What you will do :: Update the records below by changing "puzzle-piece" to "jigsaw-piece" wherever it appears. Leave everything else the same.

Material shown ::
-- begin --

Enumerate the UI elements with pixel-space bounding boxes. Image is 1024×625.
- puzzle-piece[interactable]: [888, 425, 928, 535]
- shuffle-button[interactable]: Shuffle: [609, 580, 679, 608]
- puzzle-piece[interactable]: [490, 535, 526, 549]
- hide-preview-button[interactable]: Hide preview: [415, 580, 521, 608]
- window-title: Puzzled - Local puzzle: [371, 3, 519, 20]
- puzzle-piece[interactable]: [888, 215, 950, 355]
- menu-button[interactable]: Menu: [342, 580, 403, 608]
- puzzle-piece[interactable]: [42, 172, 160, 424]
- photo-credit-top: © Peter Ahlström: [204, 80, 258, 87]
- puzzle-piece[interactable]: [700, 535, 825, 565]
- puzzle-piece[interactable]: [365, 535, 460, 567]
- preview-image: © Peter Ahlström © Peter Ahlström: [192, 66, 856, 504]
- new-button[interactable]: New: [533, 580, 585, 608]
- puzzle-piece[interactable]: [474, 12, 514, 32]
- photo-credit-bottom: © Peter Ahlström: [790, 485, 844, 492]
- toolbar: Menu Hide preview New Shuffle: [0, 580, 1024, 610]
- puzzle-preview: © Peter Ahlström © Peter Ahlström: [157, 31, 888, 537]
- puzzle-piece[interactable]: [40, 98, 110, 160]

-- end --

Reply ::
Enumerate the UI elements with pixel-space bounding boxes. Image is 1024×625.
- jigsaw-piece[interactable]: [888, 425, 928, 535]
- shuffle-button[interactable]: Shuffle: [609, 580, 679, 608]
- jigsaw-piece[interactable]: [490, 535, 526, 549]
- hide-preview-button[interactable]: Hide preview: [415, 580, 521, 608]
- window-title: Puzzled - Local puzzle: [371, 3, 519, 20]
- jigsaw-piece[interactable]: [888, 215, 950, 355]
- menu-button[interactable]: Menu: [342, 580, 403, 608]
- jigsaw-piece[interactable]: [42, 172, 160, 424]
- photo-credit-top: © Peter Ahlström: [204, 80, 258, 87]
- jigsaw-piece[interactable]: [700, 535, 825, 565]
- jigsaw-piece[interactable]: [365, 535, 460, 567]
- preview-image: © Peter Ahlström © Peter Ahlström: [192, 66, 856, 504]
- new-button[interactable]: New: [533, 580, 585, 608]
- jigsaw-piece[interactable]: [474, 12, 514, 32]
- photo-credit-bottom: © Peter Ahlström: [790, 485, 844, 492]
- toolbar: Menu Hide preview New Shuffle: [0, 580, 1024, 610]
- puzzle-preview: © Peter Ahlström © Peter Ahlström: [157, 31, 888, 537]
- jigsaw-piece[interactable]: [40, 98, 110, 160]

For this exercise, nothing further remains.